Exercise objective -
Every line below that holds the string "data" should be copied out.

Entries taken from a collection -
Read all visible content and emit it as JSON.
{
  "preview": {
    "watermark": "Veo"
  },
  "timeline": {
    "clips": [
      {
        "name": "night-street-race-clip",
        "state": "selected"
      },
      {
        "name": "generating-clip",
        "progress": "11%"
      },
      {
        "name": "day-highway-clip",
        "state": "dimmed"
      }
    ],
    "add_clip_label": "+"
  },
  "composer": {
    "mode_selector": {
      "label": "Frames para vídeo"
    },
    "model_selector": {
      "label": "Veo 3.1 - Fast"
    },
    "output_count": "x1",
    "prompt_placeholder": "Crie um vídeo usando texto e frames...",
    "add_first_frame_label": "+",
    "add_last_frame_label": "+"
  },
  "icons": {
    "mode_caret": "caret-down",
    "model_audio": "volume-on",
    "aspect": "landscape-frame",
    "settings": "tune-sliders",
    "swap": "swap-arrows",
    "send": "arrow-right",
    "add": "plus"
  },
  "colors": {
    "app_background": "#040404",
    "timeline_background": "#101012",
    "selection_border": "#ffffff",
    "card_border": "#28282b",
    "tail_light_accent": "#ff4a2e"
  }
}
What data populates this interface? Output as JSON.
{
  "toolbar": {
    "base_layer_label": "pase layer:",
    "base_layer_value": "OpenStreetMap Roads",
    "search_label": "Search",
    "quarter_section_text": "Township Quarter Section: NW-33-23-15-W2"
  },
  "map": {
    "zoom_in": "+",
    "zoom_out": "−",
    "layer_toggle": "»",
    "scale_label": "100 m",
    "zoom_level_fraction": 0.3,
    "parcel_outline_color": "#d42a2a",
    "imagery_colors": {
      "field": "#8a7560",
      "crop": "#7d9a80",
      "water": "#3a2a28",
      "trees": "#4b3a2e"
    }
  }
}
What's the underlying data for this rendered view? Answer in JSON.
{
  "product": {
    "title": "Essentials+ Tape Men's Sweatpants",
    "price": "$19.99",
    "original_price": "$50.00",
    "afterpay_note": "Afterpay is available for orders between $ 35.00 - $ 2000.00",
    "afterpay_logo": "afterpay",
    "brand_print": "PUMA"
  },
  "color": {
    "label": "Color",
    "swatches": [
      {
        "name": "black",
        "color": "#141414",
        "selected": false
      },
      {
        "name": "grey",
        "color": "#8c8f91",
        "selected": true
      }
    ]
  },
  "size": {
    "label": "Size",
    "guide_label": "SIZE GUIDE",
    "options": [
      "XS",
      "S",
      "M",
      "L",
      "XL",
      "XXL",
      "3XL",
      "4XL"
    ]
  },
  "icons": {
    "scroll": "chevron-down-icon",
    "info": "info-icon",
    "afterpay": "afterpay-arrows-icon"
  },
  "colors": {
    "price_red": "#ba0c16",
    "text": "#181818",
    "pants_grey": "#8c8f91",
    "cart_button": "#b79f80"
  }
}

Result for this task -
What data populates this interface? Output as JSON.
What's the underlying data for this rendered view? Answer in JSON.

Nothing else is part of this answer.